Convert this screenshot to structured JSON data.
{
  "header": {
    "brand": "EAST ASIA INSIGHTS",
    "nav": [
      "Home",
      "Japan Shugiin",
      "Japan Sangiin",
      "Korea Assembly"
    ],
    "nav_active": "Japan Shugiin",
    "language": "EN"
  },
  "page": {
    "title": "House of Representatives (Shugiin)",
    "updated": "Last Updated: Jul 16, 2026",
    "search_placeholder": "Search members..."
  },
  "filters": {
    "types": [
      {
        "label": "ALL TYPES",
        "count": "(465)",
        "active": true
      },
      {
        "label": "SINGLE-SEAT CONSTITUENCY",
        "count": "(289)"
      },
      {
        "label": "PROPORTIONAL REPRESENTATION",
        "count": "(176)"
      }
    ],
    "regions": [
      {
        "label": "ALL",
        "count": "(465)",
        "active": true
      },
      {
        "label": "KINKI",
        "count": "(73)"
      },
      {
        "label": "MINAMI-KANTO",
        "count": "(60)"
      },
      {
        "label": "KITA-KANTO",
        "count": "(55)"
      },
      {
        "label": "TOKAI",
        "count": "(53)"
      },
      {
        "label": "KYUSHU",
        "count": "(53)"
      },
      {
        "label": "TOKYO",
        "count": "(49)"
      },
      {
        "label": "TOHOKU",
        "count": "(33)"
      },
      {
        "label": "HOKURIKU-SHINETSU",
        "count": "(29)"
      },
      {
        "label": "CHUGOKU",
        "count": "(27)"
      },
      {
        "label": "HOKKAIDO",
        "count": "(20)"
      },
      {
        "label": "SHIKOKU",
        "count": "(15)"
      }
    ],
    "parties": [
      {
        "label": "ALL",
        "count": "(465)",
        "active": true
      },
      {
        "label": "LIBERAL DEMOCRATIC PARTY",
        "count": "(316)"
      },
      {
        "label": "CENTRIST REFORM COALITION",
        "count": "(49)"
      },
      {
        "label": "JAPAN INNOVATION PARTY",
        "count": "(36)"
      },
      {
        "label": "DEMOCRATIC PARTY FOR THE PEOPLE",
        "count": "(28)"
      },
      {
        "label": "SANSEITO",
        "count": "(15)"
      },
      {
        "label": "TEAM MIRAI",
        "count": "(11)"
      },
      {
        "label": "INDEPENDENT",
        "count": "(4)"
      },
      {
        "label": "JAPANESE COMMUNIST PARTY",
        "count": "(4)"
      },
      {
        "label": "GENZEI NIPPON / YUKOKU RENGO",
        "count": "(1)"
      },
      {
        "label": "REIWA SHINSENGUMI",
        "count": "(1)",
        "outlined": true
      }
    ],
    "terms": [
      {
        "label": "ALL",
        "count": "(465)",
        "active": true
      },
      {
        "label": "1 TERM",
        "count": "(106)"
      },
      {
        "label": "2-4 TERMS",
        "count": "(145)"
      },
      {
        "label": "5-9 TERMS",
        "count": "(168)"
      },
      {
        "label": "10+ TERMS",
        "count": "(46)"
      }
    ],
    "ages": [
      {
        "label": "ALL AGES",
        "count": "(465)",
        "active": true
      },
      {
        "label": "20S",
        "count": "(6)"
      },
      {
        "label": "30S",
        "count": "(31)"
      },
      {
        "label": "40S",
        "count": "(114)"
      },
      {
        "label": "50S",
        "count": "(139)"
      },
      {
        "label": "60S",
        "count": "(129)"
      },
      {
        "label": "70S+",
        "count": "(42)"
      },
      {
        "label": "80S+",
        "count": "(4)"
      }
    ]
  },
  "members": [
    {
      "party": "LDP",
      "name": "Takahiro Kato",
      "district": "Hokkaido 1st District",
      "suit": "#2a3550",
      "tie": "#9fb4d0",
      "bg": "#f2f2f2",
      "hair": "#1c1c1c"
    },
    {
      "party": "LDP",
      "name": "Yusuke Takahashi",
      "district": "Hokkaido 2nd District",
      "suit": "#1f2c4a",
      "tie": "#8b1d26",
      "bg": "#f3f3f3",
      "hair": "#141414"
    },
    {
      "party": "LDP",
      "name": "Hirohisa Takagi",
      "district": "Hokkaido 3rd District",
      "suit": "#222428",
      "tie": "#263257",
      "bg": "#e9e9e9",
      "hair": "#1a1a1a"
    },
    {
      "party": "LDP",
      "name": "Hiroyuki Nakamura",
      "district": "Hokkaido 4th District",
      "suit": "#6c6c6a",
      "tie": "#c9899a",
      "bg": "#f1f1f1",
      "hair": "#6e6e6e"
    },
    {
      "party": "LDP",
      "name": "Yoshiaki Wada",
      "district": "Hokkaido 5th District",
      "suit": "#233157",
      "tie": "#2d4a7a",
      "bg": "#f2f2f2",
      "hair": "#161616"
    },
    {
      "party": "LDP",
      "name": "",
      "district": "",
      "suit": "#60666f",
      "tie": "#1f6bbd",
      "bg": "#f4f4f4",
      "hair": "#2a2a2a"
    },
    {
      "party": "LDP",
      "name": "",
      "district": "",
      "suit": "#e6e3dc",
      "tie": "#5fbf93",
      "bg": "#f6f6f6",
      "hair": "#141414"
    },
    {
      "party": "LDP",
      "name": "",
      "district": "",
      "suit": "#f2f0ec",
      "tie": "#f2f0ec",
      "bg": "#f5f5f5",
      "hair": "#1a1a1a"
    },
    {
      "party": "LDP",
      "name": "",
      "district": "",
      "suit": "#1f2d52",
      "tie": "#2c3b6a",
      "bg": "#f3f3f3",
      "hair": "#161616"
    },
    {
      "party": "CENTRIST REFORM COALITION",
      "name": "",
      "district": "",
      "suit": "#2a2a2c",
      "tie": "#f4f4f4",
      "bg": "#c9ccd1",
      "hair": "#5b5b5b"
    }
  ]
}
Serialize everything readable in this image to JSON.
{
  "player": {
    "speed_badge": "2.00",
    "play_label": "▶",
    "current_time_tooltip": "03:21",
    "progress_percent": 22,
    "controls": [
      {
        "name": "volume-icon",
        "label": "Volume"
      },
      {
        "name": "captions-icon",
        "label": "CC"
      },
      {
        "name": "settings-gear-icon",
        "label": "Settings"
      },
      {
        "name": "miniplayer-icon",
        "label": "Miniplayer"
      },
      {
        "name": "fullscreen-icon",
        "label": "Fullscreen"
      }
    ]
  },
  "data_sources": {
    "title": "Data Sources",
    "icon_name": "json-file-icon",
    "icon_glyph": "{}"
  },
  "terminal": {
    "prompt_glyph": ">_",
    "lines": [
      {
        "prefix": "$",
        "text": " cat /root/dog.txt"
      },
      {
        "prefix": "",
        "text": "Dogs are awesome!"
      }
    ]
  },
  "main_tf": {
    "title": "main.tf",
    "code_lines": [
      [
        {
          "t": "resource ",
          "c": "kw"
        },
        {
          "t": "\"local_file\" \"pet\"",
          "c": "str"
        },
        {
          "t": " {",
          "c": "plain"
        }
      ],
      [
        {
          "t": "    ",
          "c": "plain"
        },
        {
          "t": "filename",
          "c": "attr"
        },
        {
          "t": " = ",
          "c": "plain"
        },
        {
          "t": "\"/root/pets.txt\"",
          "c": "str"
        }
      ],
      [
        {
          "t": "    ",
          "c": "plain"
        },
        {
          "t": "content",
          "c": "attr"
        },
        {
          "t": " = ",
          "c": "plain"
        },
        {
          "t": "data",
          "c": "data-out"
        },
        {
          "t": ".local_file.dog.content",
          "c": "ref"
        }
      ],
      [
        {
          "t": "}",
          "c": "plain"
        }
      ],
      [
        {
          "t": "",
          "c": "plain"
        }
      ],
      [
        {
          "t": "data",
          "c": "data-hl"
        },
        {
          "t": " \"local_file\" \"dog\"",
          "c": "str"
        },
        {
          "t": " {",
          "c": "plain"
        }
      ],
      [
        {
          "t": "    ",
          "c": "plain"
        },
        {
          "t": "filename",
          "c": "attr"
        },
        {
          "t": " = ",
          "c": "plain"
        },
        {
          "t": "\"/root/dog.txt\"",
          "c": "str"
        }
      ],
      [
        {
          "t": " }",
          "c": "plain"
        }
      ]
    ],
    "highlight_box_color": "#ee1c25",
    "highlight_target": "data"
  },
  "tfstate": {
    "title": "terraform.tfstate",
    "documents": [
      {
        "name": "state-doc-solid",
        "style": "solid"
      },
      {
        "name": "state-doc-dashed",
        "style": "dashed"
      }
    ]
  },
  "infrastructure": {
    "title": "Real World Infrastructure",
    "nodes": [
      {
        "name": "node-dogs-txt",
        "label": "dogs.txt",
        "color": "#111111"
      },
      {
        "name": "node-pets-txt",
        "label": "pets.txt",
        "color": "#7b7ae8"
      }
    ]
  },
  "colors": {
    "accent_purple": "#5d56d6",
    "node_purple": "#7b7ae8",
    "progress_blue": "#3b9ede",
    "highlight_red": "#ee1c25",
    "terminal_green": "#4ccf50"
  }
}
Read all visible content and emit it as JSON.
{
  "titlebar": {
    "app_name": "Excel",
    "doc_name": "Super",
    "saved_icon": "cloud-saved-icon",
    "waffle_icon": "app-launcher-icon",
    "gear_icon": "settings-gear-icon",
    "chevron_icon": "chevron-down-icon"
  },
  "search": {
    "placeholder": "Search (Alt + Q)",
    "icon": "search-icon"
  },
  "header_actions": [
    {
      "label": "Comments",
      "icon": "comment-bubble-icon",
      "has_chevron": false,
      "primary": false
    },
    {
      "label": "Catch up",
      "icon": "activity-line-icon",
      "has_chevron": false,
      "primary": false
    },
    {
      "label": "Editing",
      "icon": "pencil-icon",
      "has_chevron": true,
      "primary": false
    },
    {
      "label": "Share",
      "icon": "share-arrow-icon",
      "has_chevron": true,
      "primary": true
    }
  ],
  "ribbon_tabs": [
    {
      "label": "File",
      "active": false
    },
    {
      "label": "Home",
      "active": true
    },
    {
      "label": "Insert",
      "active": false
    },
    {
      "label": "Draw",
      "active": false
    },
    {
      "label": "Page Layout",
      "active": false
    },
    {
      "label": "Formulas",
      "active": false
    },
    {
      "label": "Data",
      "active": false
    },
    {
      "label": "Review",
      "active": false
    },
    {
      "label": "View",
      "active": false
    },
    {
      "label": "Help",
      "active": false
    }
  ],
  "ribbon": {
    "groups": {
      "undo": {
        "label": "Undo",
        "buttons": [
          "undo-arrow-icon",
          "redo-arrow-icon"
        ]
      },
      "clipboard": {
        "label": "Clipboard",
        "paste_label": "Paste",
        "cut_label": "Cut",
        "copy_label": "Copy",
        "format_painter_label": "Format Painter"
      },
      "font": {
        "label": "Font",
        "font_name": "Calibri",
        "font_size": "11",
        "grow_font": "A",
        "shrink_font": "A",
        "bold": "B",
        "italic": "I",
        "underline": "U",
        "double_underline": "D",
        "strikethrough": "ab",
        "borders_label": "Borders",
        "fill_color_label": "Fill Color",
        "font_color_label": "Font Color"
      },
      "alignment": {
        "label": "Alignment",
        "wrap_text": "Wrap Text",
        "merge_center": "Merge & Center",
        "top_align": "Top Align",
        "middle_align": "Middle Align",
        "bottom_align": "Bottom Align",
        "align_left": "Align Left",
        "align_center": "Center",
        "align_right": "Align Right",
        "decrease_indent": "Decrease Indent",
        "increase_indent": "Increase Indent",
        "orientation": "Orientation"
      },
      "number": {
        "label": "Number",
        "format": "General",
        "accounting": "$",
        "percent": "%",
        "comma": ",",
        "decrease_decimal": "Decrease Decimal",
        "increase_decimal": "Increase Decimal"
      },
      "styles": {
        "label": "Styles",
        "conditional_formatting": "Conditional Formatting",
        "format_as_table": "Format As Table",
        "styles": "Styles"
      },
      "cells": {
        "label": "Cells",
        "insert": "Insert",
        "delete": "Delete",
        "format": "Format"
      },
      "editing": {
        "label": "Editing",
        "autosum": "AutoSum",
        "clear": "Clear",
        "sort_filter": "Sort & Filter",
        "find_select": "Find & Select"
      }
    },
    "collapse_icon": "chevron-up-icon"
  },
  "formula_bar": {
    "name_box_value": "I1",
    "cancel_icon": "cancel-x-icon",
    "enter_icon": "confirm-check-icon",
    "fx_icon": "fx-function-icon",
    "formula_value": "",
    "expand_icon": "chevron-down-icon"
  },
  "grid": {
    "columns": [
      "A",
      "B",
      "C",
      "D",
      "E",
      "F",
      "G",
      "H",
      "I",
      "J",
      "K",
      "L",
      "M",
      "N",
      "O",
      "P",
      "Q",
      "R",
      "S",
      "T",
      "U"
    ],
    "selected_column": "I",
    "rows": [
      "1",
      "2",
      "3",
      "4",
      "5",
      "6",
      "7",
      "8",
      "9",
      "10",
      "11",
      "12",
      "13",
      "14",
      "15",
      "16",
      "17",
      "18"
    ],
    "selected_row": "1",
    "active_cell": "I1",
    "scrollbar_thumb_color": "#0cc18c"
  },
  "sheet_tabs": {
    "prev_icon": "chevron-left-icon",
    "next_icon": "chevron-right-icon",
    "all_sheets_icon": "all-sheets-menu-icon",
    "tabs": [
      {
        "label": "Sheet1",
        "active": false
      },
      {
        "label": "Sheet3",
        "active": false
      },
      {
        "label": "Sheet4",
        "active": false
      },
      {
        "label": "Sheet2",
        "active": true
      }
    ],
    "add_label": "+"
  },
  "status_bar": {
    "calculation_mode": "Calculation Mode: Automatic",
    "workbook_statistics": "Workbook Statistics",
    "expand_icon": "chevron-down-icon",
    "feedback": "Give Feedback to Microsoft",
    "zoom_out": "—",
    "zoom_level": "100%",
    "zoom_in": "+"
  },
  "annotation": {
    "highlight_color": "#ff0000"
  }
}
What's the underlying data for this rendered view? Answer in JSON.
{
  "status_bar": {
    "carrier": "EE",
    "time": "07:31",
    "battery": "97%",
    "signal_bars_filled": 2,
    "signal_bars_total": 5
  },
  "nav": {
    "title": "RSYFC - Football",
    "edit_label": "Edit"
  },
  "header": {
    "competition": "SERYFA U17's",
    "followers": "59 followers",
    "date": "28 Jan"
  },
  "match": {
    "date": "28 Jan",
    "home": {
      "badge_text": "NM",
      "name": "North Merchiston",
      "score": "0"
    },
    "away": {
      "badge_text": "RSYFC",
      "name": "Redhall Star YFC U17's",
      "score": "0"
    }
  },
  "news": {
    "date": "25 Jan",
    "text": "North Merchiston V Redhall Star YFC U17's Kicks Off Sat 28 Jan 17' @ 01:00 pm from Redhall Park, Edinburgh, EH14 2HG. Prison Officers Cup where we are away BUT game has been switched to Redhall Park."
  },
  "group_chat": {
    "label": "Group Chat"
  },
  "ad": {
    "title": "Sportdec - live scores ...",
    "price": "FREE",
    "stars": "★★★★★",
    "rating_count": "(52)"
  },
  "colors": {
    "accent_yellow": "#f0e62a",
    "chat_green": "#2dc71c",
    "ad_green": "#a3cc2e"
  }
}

===

§ **YOUR INSTRUCTIONS**: Using the records above, select and copy every line that has the word "Shugiin".

§ **TASK RESPONSE**:
      "Japan Shugiin",
    "nav_active": "Japan Shugiin",
    "title": "House of Representatives (Shugiin)",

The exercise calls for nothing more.